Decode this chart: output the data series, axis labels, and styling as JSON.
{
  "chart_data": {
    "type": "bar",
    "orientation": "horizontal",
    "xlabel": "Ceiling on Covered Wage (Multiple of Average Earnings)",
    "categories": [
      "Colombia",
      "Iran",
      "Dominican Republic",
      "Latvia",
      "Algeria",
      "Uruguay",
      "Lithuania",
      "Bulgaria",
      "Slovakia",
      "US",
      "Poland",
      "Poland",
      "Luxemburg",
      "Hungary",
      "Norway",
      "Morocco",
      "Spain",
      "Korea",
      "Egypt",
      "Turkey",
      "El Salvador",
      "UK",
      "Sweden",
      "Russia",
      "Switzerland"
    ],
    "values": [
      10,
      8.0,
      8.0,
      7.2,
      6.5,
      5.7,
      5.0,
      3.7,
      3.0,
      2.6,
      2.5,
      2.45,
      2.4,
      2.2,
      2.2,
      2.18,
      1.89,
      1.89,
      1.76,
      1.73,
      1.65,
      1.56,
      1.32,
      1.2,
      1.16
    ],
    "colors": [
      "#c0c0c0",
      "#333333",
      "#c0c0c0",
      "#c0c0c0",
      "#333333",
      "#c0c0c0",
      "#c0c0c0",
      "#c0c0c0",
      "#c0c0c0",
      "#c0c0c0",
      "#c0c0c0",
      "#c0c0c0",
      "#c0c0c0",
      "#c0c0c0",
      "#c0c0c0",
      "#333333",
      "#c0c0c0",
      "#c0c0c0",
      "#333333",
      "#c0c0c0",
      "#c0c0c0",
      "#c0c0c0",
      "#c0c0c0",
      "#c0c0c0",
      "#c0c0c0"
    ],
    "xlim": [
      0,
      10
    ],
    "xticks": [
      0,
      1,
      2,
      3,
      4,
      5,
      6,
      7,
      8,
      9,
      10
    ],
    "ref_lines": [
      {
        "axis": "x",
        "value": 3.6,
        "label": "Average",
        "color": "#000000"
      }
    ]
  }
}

▶ Task to complete: Search the data for the word "Average" and copy each line where it appears.

▶ Expected answer:
    "xlabel": "Ceiling on Covered Wage (Multiple of Average Earnings)",
        "label": "Average",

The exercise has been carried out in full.